* BEGIN *
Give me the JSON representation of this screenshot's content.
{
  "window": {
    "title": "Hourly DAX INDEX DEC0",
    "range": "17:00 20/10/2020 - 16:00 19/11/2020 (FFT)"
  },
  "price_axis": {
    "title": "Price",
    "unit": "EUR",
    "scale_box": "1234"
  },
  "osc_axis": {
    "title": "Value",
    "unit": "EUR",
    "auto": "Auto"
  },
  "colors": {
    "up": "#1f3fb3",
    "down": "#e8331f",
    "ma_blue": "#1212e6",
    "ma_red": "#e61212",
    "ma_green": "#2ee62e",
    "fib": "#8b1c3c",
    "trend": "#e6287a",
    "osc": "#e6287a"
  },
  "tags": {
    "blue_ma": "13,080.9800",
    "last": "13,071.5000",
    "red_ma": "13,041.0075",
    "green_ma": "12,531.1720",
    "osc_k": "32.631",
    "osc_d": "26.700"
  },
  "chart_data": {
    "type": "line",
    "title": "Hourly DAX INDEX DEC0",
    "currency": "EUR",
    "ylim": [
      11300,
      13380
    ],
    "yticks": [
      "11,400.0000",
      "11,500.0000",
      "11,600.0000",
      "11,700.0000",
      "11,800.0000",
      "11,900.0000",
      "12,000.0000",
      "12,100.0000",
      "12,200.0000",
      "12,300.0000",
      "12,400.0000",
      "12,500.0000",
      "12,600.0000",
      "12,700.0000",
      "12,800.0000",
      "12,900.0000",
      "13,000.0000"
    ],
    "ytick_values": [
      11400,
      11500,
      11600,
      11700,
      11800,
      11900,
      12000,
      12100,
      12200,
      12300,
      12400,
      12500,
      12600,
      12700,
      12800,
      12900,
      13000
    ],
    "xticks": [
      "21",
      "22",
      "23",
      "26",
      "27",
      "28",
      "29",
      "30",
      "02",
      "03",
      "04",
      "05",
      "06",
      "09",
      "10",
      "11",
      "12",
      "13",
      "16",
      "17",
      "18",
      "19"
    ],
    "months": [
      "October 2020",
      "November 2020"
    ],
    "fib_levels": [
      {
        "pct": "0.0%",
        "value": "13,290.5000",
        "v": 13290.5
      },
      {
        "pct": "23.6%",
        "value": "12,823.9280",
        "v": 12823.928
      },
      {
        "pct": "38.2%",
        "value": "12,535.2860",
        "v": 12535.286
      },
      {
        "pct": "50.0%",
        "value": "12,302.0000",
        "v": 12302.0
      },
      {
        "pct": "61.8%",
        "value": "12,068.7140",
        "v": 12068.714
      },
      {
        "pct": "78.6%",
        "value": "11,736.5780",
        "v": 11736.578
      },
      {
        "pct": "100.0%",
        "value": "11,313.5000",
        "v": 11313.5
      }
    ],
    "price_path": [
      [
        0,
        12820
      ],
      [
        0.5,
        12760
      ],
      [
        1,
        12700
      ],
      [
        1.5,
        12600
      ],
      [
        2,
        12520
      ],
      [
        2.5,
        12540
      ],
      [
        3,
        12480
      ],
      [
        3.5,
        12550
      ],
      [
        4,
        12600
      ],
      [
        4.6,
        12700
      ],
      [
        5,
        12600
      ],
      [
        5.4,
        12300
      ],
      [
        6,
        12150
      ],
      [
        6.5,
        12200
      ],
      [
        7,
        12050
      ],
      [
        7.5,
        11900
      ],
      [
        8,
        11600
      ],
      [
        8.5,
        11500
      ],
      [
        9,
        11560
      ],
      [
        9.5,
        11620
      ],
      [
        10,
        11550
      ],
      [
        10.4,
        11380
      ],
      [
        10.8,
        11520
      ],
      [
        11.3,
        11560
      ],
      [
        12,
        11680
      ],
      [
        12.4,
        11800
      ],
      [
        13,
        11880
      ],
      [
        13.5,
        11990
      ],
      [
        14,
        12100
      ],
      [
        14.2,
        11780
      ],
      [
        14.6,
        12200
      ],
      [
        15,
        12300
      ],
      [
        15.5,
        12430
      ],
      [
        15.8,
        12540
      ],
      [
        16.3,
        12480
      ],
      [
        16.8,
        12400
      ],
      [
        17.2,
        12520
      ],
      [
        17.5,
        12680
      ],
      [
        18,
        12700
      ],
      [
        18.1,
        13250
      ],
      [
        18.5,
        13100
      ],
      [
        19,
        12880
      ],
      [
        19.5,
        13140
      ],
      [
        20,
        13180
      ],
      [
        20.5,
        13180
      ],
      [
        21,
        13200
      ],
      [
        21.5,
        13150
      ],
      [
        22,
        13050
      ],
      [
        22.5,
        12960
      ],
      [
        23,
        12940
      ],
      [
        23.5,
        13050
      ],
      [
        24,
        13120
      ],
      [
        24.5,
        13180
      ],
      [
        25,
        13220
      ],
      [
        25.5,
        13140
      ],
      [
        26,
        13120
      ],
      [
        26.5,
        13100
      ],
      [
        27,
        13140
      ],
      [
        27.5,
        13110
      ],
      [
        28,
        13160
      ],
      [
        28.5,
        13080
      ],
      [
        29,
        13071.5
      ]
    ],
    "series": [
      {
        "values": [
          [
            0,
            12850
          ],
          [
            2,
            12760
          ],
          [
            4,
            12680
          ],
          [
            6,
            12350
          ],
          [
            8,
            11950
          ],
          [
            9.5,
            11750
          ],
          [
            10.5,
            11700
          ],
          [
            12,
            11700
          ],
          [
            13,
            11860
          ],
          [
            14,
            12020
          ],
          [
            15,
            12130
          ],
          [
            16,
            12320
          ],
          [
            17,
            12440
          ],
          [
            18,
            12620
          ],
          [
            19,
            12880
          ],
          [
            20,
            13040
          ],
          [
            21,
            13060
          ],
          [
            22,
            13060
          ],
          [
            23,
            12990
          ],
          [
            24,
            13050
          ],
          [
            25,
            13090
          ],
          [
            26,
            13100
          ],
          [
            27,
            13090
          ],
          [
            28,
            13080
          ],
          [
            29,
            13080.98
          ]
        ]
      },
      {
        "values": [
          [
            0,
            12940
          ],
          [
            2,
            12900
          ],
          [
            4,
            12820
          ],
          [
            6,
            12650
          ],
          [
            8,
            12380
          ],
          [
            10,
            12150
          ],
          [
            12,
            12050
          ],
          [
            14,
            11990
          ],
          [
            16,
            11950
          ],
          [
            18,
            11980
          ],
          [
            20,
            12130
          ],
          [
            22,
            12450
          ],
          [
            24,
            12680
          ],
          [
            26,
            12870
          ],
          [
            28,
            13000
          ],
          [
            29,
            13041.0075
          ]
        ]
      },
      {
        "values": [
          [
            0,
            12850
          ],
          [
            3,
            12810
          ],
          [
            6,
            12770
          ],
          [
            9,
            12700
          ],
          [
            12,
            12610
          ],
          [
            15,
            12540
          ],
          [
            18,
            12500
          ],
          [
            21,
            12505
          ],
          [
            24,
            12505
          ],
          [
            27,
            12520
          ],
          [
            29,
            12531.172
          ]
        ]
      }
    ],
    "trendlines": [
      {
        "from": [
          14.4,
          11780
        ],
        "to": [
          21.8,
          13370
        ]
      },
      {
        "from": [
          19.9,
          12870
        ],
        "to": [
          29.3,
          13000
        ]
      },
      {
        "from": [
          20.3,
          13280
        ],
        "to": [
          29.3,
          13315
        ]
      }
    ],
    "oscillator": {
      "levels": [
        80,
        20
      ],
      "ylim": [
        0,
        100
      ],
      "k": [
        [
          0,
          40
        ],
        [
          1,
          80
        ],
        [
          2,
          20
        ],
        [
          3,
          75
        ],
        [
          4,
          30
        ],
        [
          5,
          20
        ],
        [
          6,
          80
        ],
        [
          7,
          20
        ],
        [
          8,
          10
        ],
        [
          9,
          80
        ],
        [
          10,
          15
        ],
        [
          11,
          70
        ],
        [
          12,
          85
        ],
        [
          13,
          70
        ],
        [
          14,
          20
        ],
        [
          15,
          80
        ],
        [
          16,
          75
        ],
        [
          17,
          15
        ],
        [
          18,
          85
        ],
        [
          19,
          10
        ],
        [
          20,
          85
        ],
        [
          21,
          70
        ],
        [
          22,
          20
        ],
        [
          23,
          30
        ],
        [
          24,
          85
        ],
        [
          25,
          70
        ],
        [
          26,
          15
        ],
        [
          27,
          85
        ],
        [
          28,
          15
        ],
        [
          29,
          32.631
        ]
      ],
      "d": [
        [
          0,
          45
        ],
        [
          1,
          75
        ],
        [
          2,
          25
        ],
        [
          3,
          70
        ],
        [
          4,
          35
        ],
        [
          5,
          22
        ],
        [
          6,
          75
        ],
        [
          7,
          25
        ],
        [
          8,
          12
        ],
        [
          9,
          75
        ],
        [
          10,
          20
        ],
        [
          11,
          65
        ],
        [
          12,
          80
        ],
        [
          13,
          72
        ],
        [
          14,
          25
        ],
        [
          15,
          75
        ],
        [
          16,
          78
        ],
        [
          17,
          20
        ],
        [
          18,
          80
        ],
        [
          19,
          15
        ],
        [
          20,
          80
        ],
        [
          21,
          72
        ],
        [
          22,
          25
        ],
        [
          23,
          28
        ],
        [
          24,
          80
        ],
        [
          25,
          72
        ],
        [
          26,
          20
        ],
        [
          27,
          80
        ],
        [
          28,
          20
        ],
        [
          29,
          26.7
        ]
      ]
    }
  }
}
* END *
Show all lines from the listing above in which "title" appears.

    "title": "Hourly DAX INDEX DEC0",
    "title": "Price",
    "title": "Value",
    "title": "Hourly DAX INDEX DEC0",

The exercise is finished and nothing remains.